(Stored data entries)
───

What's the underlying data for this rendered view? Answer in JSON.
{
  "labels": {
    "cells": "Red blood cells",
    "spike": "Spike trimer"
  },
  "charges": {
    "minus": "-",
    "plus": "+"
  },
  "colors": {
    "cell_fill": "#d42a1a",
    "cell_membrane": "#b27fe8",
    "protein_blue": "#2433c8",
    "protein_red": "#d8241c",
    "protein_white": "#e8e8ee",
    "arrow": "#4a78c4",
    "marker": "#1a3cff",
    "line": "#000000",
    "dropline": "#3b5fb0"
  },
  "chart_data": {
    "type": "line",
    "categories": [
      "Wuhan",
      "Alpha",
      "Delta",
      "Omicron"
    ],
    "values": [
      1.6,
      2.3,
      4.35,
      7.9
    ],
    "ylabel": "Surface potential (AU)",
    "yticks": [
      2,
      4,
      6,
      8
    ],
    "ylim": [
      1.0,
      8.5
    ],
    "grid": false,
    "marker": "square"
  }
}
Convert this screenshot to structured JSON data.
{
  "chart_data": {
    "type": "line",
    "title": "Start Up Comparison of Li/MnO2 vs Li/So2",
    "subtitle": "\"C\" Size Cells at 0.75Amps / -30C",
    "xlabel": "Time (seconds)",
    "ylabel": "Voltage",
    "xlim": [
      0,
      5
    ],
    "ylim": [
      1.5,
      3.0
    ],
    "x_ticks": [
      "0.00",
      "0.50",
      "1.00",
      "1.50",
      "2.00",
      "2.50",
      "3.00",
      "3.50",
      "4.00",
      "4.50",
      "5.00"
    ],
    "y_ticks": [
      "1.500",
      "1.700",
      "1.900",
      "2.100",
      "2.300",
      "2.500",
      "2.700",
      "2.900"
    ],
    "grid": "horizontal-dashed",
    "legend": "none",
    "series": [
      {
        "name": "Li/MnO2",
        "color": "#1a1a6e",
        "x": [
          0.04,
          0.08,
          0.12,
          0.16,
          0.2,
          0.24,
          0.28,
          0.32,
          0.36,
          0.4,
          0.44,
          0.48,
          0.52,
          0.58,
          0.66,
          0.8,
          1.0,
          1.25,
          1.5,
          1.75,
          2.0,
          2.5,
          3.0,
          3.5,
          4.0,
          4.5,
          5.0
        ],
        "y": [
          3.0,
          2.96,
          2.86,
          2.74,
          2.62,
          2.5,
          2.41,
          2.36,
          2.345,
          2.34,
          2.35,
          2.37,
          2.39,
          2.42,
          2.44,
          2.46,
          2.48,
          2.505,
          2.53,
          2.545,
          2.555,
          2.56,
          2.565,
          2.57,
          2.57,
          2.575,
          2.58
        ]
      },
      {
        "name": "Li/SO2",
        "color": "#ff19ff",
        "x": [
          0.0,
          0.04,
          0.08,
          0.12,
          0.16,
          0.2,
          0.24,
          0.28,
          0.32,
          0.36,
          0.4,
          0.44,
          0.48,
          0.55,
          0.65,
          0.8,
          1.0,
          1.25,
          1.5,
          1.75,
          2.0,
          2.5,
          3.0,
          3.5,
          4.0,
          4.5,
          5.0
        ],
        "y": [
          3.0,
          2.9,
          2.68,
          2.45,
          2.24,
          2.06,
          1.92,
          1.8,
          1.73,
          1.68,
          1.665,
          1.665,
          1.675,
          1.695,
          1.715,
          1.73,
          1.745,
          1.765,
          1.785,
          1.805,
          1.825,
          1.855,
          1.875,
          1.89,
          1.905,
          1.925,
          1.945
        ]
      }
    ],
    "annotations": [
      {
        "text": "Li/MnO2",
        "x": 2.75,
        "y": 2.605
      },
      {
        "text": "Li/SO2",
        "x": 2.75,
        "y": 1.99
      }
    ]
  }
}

───

What lines above hold the word "ylabel"? List them all.

* **Solution to the problem**:
    "ylabel": "Surface potential (AU)",
    "ylabel": "Voltage",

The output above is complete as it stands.